Items =>
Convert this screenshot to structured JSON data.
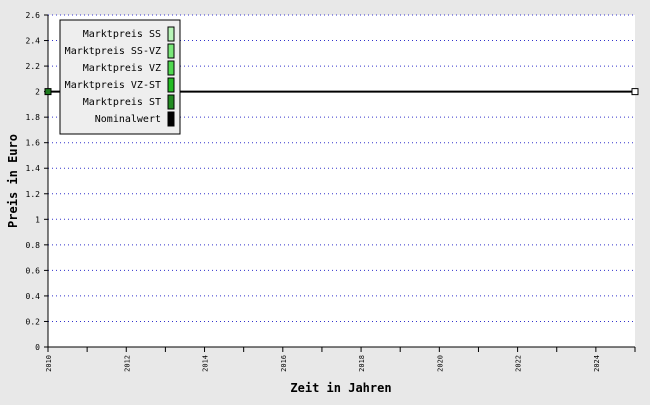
{
  "chart_data": {
    "type": "line",
    "xlabel": "Zeit in Jahren",
    "ylabel": "Preis in Euro",
    "x_ticks": [
      2010,
      2012,
      2014,
      2016,
      2018,
      2020,
      2022,
      2024
    ],
    "xlim": [
      2010,
      2025
    ],
    "ylim": [
      0,
      2.6
    ],
    "y_ticks": [
      "0",
      "0.2",
      "0.4",
      "0.6",
      "0.8",
      "1",
      "1.2",
      "1.4",
      "1.6",
      "1.8",
      "2",
      "2.2",
      "2.4",
      "2.6"
    ],
    "grid": "horizontal-dotted",
    "legend_position": "top-left",
    "series": [
      {
        "name": "Marktpreis SS",
        "color": "#b8f4b8",
        "x": [
          2010
        ],
        "y": [
          2
        ]
      },
      {
        "name": "Marktpreis SS-VZ",
        "color": "#7ae87a",
        "x": [
          2010
        ],
        "y": [
          2
        ]
      },
      {
        "name": "Marktpreis VZ",
        "color": "#4fd84f",
        "x": [
          2010
        ],
        "y": [
          2
        ]
      },
      {
        "name": "Marktpreis VZ-ST",
        "color": "#22bb22",
        "x": [
          2010
        ],
        "y": [
          2
        ]
      },
      {
        "name": "Marktpreis ST",
        "color": "#228b22",
        "x": [
          2010
        ],
        "y": [
          2
        ]
      },
      {
        "name": "Nominalwert",
        "color": "#000000",
        "x": [
          2010,
          2025
        ],
        "y": [
          2,
          2
        ]
      }
    ]
  }
}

Task details => Of the lines in the entries above, how many include "Marktpreis"? Only the number should be given.

Task result => 5